**Brief:** In the material below, the lines containing the word "this" are required; copy each of them.
-------- Input --------
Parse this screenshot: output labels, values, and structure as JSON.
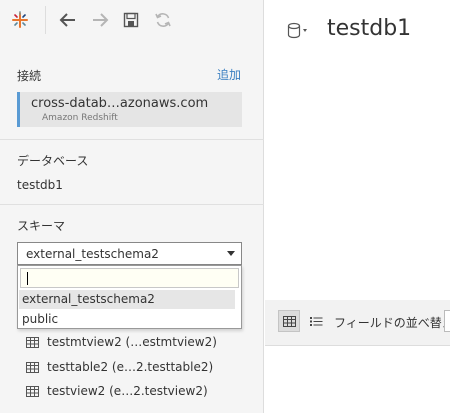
{
  "toolbar": {
    "logo_icon": "tableau-logo-icon",
    "back_icon": "back-arrow-icon",
    "forward_icon": "forward-arrow-icon",
    "save_icon": "save-icon",
    "refresh_icon": "refresh-icon"
  },
  "connection": {
    "label": "接続",
    "add_label": "追加",
    "name": "cross-datab…azonaws.com",
    "type": "Amazon Redshift"
  },
  "database": {
    "label": "データベース",
    "value": "testdb1"
  },
  "schema": {
    "label": "スキーマ",
    "selected": "external_testschema2",
    "search_value": "",
    "options": [
      "external_testschema2",
      "public"
    ]
  },
  "tables": [
    {
      "label": "testmtview2 (…estmtview2)"
    },
    {
      "label": "testtable2 (e…2.testtable2)"
    },
    {
      "label": "testview2 (e…2.testview2)"
    }
  ],
  "main": {
    "title": "testdb1",
    "sort_label": "フィールドの並べ替え"
  },
  "colors": {
    "accent": "#5a9bd4",
    "link": "#3a7fc1",
    "panel_bg": "#f5f5f5"
  }
}
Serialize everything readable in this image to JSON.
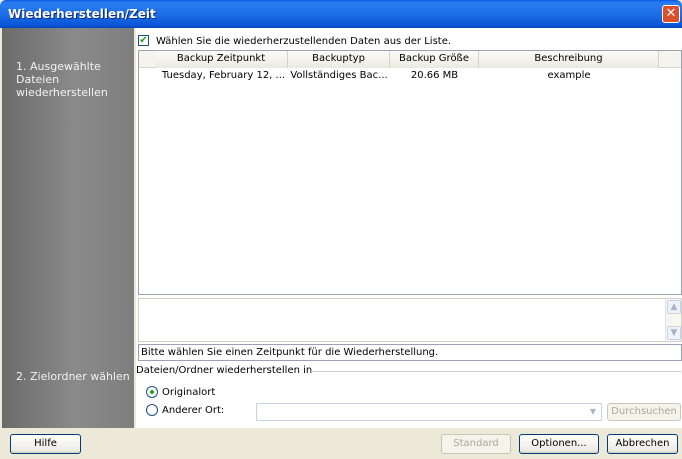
{
  "window": {
    "title": "Wiederherstellen/Zeit",
    "close_glyph": "✕"
  },
  "sidebar": {
    "steps": [
      {
        "label": "1. Ausgewählte Dateien wiederherstellen"
      },
      {
        "label": "2. Zielordner wählen"
      }
    ]
  },
  "main": {
    "select_all_checked": true,
    "check_glyph": "✔",
    "select_all_label": "Wählen Sie die wiederherzustellenden Daten aus der Liste.",
    "columns": [
      "Backup Zeitpunkt",
      "Backuptyp",
      "Backup Größe",
      "Beschreibung"
    ],
    "rows": [
      {
        "zeitpunkt": "Tuesday, February 12, ...",
        "typ": "Vollständiges Bac...",
        "groesse": "20.66 MB",
        "beschreibung": "example"
      }
    ],
    "hint": "Bitte wählen Sie einen Zeitpunkt für die Wiederherstellung.",
    "restore_group_label": "Dateien/Ordner wiederherstellen in",
    "options": [
      {
        "label": "Originalort",
        "selected": true
      },
      {
        "label": "Anderer Ort:",
        "selected": false
      }
    ],
    "other_path_value": "",
    "browse_label": "Durchsuchen",
    "scroll_up_glyph": "▲",
    "scroll_down_glyph": "▼",
    "dropdown_glyph": "▼"
  },
  "footer": {
    "help_label": "Hilfe",
    "standard_label": "Standard",
    "options_label": "Optionen...",
    "cancel_label": "Abbrechen"
  }
}
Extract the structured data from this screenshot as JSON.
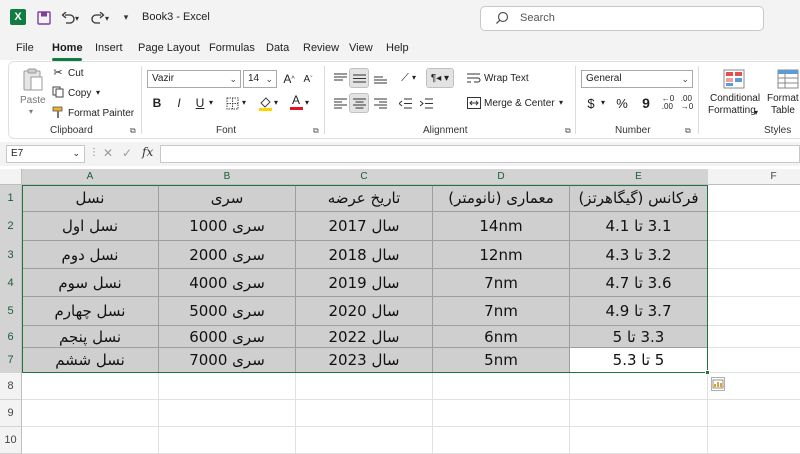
{
  "app": {
    "title": "Book3  -  Excel",
    "search_placeholder": "Search"
  },
  "menu": {
    "tabs": [
      "File",
      "Home",
      "Insert",
      "Page Layout",
      "Formulas",
      "Data",
      "Review",
      "View",
      "Help"
    ],
    "active": "Home"
  },
  "ribbon": {
    "clipboard": {
      "paste": "Paste",
      "cut": "Cut",
      "copy": "Copy",
      "format_painter": "Format Painter",
      "label": "Clipboard"
    },
    "font": {
      "name": "Vazir",
      "size": "14",
      "bold": "B",
      "italic": "I",
      "underline": "U",
      "grow": "A",
      "shrink": "A",
      "font_color": "A",
      "label": "Font"
    },
    "alignment": {
      "wrap_text": "Wrap Text",
      "merge_center": "Merge & Center",
      "label": "Alignment"
    },
    "number": {
      "format": "General",
      "currency": "$",
      "percent": "%",
      "comma": "9",
      "label": "Number"
    },
    "styles": {
      "conditional_formatting_line1": "Conditional",
      "conditional_formatting_line2": "Formatting",
      "format_as_table_line1": "Format a",
      "format_as_table_line2": "Table",
      "label": "Styles"
    }
  },
  "formula_bar": {
    "name_box": "E7",
    "fx": "fx",
    "value": ""
  },
  "sheet": {
    "columns": [
      "A",
      "B",
      "C",
      "D",
      "E",
      "F"
    ],
    "rows": [
      "1",
      "2",
      "3",
      "4",
      "5",
      "6",
      "7",
      "8",
      "9",
      "10"
    ],
    "cells": [
      [
        "نسل",
        "سری",
        "تاریخ عرضه",
        "معماری (نانومتر)",
        "فرکانس (گیگاهرتز)"
      ],
      [
        "نسل اول",
        "سری 1000",
        "سال 2017",
        "14nm",
        "3.1 تا 4.1"
      ],
      [
        "نسل دوم",
        "سری 2000",
        "سال 2018",
        "12nm",
        "3.2 تا 4.3"
      ],
      [
        "نسل سوم",
        "سری 4000",
        "سال 2019",
        "7nm",
        "3.6 تا 4.7"
      ],
      [
        "نسل چهارم",
        "سری 5000",
        "سال 2020",
        "7nm",
        "3.7 تا 4.9"
      ],
      [
        "نسل پنجم",
        "سری 6000",
        "سال 2022",
        "6nm",
        "3.3 تا 5"
      ],
      [
        "نسل ششم",
        "سری 7000",
        "سال 2023",
        "5nm",
        "5 تا 5.3"
      ]
    ],
    "active_cell": "E7"
  },
  "colors": {
    "accent": "#107c41",
    "selection_fill": "#cfcfcf",
    "selection_border": "#217346"
  }
}
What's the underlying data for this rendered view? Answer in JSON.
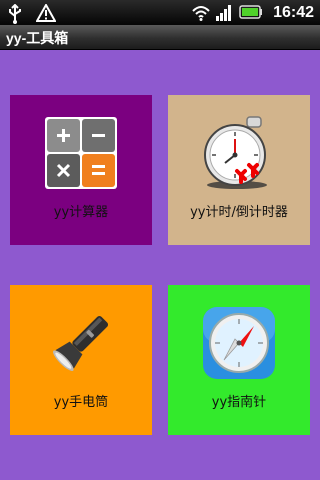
{
  "status_bar": {
    "time": "16:42",
    "icons": [
      "usb-icon",
      "warning-icon",
      "wifi-icon",
      "signal-icon",
      "battery-icon"
    ]
  },
  "app": {
    "title": "yy-工具箱"
  },
  "tiles": [
    {
      "label": "yy计算器",
      "icon": "calculator-icon",
      "color": "#7b0080"
    },
    {
      "label": "yy计时/倒计时器",
      "icon": "stopwatch-icon",
      "color": "#d2b48c"
    },
    {
      "label": "yy手电筒",
      "icon": "flashlight-icon",
      "color": "#ff9a00"
    },
    {
      "label": "yy指南针",
      "icon": "compass-icon",
      "color": "#33ea2c"
    }
  ],
  "colors": {
    "background": "#8e59cf"
  }
}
--------
**Task response:**
Parse this screenshot: output labels, values, and structure as JSON.
Serialize everything readable in this image to JSON.
Extract the structured data from this screenshot as JSON.
What's the underlying data for this rendered view? Answer in JSON.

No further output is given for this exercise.